━━ Task inputs ━━

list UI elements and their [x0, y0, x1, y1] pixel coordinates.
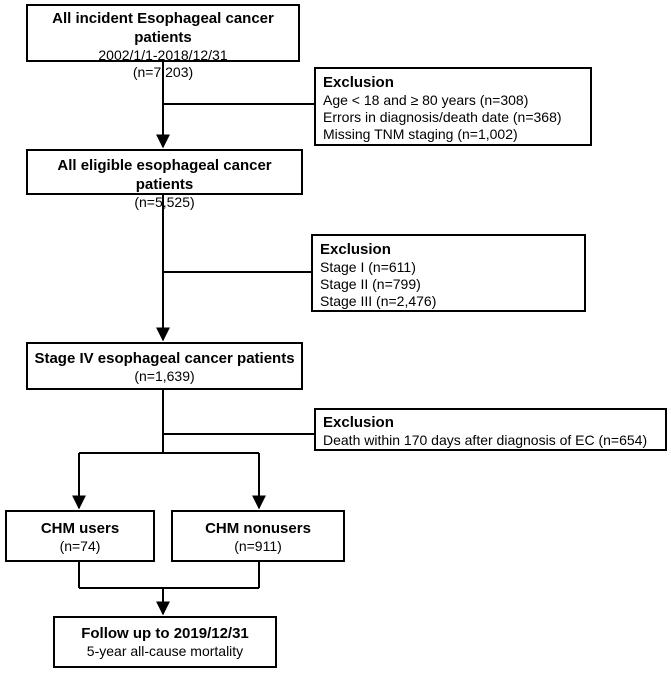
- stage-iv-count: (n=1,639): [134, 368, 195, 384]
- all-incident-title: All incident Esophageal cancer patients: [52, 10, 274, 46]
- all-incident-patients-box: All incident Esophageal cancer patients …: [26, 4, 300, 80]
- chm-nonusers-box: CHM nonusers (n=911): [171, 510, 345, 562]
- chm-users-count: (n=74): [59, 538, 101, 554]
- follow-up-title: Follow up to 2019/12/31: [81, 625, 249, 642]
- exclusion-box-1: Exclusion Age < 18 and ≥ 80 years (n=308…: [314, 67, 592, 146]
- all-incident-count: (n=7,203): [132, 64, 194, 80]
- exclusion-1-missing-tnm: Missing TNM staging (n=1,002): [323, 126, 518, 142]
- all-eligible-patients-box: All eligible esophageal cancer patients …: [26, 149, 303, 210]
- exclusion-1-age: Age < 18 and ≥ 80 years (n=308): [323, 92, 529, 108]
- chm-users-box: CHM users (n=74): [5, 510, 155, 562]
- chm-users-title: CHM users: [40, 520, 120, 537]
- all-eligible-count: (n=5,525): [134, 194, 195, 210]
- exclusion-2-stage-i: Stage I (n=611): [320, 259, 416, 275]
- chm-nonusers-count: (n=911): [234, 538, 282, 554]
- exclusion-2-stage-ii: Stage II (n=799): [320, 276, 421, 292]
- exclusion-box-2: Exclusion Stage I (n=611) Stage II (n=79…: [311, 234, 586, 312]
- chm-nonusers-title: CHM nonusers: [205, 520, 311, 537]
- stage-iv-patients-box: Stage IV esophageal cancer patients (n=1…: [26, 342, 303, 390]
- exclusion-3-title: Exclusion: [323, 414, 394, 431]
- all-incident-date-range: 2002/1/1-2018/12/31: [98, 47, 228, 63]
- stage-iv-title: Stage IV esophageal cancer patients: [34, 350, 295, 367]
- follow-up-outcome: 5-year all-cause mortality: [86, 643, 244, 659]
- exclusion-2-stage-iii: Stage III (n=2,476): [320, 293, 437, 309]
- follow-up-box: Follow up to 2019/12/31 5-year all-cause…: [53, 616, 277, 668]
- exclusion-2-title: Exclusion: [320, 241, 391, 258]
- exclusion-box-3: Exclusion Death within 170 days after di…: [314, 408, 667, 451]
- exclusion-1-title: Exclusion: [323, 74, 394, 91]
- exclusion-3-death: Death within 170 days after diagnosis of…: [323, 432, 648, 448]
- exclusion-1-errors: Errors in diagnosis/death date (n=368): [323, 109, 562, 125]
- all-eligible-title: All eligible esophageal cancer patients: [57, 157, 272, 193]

━━━

▶ _The problem_
No image belongs in the copy. Transcribe the full listing verbatim.

▶ _Response area_
list UI elements and their [x0, y0, x1, y1] pixel coordinates.
- stage-iv-count: (n=1,639): [134, 368, 195, 384]
- all-incident-title: All incident Esophageal cancer patients: [52, 10, 274, 46]
- all-incident-patients-box: All incident Esophageal cancer patients …: [26, 4, 300, 80]
- chm-nonusers-box: CHM nonusers (n=911): [171, 510, 345, 562]
- chm-users-count: (n=74): [59, 538, 101, 554]
- follow-up-title: Follow up to 2019/12/31: [81, 625, 249, 642]
- exclusion-box-1: Exclusion Age < 18 and ≥ 80 years (n=308…: [314, 67, 592, 146]
- all-incident-count: (n=7,203): [132, 64, 194, 80]
- exclusion-1-missing-tnm: Missing TNM staging (n=1,002): [323, 126, 518, 142]
- all-eligible-patients-box: All eligible esophageal cancer patients …: [26, 149, 303, 210]
- exclusion-1-age: Age < 18 and ≥ 80 years (n=308): [323, 92, 529, 108]
- chm-users-box: CHM users (n=74): [5, 510, 155, 562]
- chm-users-title: CHM users: [40, 520, 120, 537]
- all-eligible-count: (n=5,525): [134, 194, 195, 210]
- exclusion-2-stage-i: Stage I (n=611): [320, 259, 416, 275]
- chm-nonusers-count: (n=911): [234, 538, 282, 554]
- exclusion-2-stage-ii: Stage II (n=799): [320, 276, 421, 292]
- exclusion-box-2: Exclusion Stage I (n=611) Stage II (n=79…: [311, 234, 586, 312]
- chm-nonusers-title: CHM nonusers: [205, 520, 311, 537]
- stage-iv-patients-box: Stage IV esophageal cancer patients (n=1…: [26, 342, 303, 390]
- exclusion-3-title: Exclusion: [323, 414, 394, 431]
- all-incident-date-range: 2002/1/1-2018/12/31: [98, 47, 228, 63]
- stage-iv-title: Stage IV esophageal cancer patients: [34, 350, 295, 367]
- follow-up-outcome: 5-year all-cause mortality: [86, 643, 244, 659]
- exclusion-2-stage-iii: Stage III (n=2,476): [320, 293, 437, 309]
- follow-up-box: Follow up to 2019/12/31 5-year all-cause…: [53, 616, 277, 668]
- exclusion-2-title: Exclusion: [320, 241, 391, 258]
- exclusion-box-3: Exclusion Death within 170 days after di…: [314, 408, 667, 451]
- exclusion-1-title: Exclusion: [323, 74, 394, 91]
- exclusion-3-death: Death within 170 days after diagnosis of…: [323, 432, 648, 448]
- exclusion-1-errors: Errors in diagnosis/death date (n=368): [323, 109, 562, 125]
- all-eligible-title: All eligible esophageal cancer patients: [57, 157, 272, 193]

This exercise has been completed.